:: THE TASK ::
Return each line of the records with nothing changed, pictures excepted.

# START OF TASK INPUTS

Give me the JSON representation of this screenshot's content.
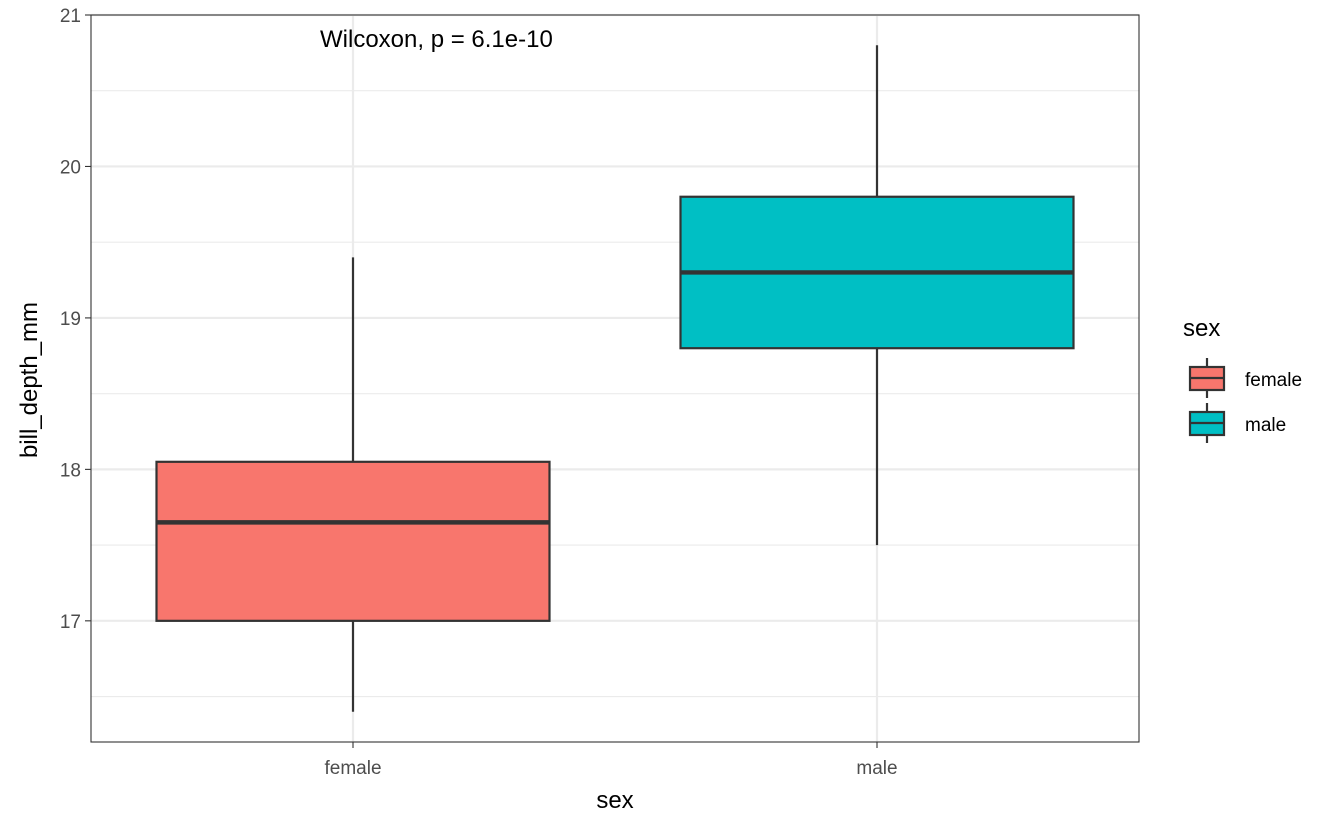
{
  "chart_data": {
    "type": "box",
    "xlabel": "sex",
    "ylabel": "bill_depth_mm",
    "ylim": [
      16.2,
      21
    ],
    "yticks": [
      17,
      18,
      19,
      20,
      21
    ],
    "grid": true,
    "annotation": "Wilcoxon, p = 6.1e-10",
    "categories": [
      "female",
      "male"
    ],
    "boxes": [
      {
        "category": "female",
        "whisker_low": 16.4,
        "q1": 17.0,
        "median": 17.65,
        "q3": 18.05,
        "whisker_high": 19.4,
        "color": "#F8766D"
      },
      {
        "category": "male",
        "whisker_low": 17.5,
        "q1": 18.8,
        "median": 19.3,
        "q3": 19.8,
        "whisker_high": 20.8,
        "color": "#00BFC4"
      }
    ],
    "legend": {
      "title": "sex",
      "position": "right",
      "items": [
        {
          "label": "female",
          "color": "#F8766D"
        },
        {
          "label": "male",
          "color": "#00BFC4"
        }
      ]
    }
  }
}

# END OF TASK INPUTS

:: SOLUTION TO THIS TASK ::
Give me the JSON representation of this screenshot's content.
{
  "chart_data": {
    "type": "box",
    "xlabel": "sex",
    "ylabel": "bill_depth_mm",
    "ylim": [
      16.2,
      21
    ],
    "yticks": [
      17,
      18,
      19,
      20,
      21
    ],
    "grid": true,
    "annotation": "Wilcoxon, p = 6.1e-10",
    "categories": [
      "female",
      "male"
    ],
    "boxes": [
      {
        "category": "female",
        "whisker_low": 16.4,
        "q1": 17.0,
        "median": 17.65,
        "q3": 18.05,
        "whisker_high": 19.4,
        "color": "#F8766D"
      },
      {
        "category": "male",
        "whisker_low": 17.5,
        "q1": 18.8,
        "median": 19.3,
        "q3": 19.8,
        "whisker_high": 20.8,
        "color": "#00BFC4"
      }
    ],
    "legend": {
      "title": "sex",
      "position": "right",
      "items": [
        {
          "label": "female",
          "color": "#F8766D"
        },
        {
          "label": "male",
          "color": "#00BFC4"
        }
      ]
    }
  }
}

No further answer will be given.